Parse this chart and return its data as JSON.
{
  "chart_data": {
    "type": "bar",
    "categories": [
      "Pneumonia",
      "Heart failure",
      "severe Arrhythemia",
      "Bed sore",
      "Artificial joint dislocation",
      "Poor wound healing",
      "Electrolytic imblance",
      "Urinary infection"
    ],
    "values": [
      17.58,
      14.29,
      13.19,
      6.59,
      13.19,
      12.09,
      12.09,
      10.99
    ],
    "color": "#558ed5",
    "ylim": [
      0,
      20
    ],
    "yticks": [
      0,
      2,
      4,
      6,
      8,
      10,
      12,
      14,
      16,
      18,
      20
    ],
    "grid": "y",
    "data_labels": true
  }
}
* * *
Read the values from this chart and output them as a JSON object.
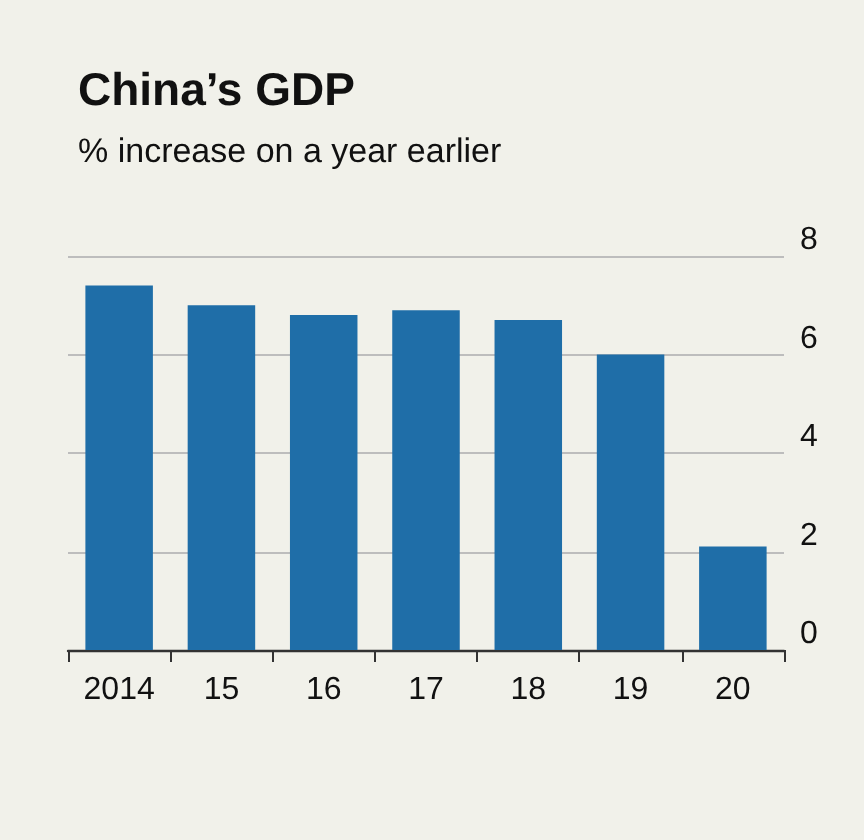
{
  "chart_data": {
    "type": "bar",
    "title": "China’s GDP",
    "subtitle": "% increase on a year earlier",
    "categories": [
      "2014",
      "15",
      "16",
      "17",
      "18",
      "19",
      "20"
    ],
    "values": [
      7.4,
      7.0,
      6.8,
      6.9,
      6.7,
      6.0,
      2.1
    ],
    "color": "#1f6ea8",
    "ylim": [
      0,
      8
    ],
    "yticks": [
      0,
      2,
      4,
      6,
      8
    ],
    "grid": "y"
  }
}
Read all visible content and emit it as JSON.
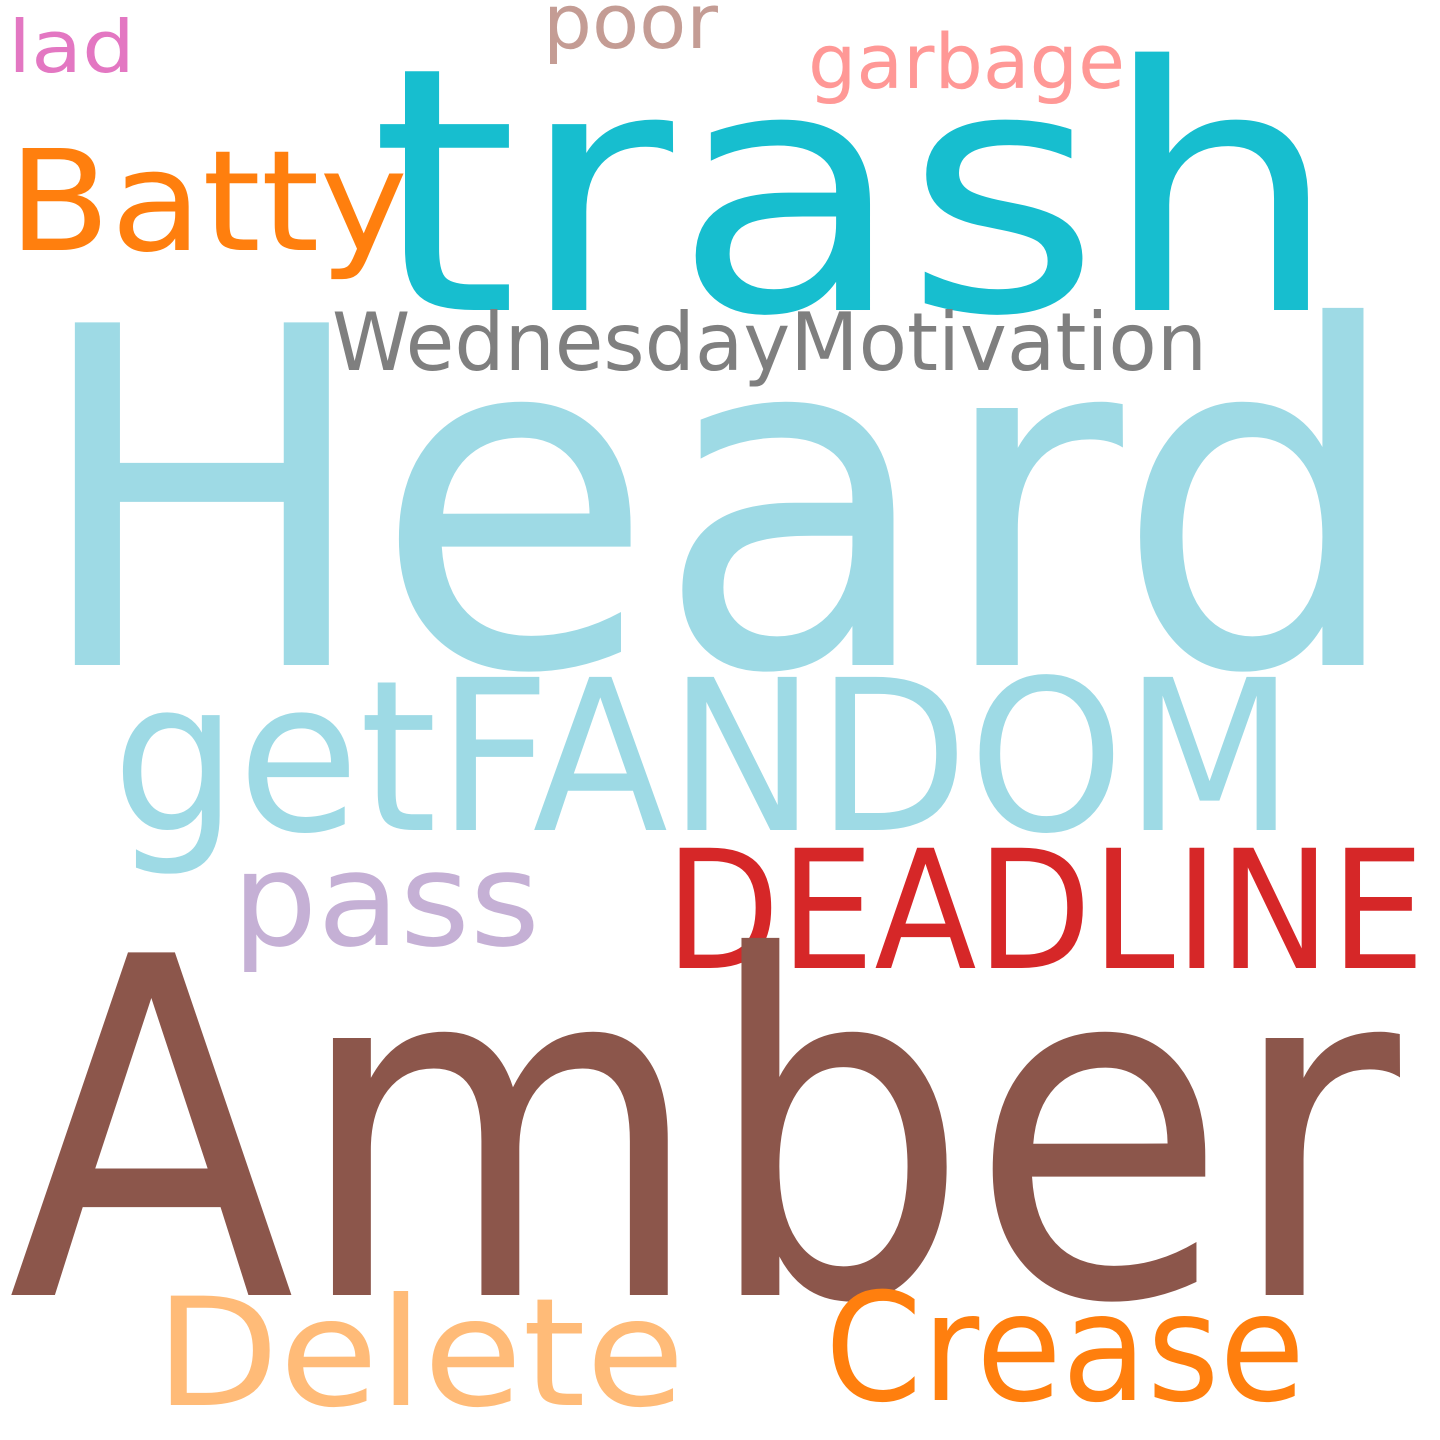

* What to produce *
Copy the lines above exactly, starting with the line that contains "Read the values" and ending with the line that contains "Read all visible content and emit it as JSON.", and leave out any pictures.

* Written answer *
Read the values from this chart and output them as a JSON object.
{
  "chart_data": {
    "type": "bar",
    "title": "China’s GDP",
    "subtitle": "% increase on a year earlier",
    "categories": [
      "2014",
      "15",
      "16",
      "17",
      "18",
      "19",
      "20"
    ],
    "values": [
      7.4,
      7.0,
      6.8,
      6.9,
      6.7,
      6.0,
      2.1
    ],
    "color": "#1f6ea8",
    "ylim": [
      0,
      8
    ],
    "yticks": [
      0,
      2,
      4,
      6,
      8
    ],
    "grid": "y"
  }
}
Read all visible content and emit it as JSON.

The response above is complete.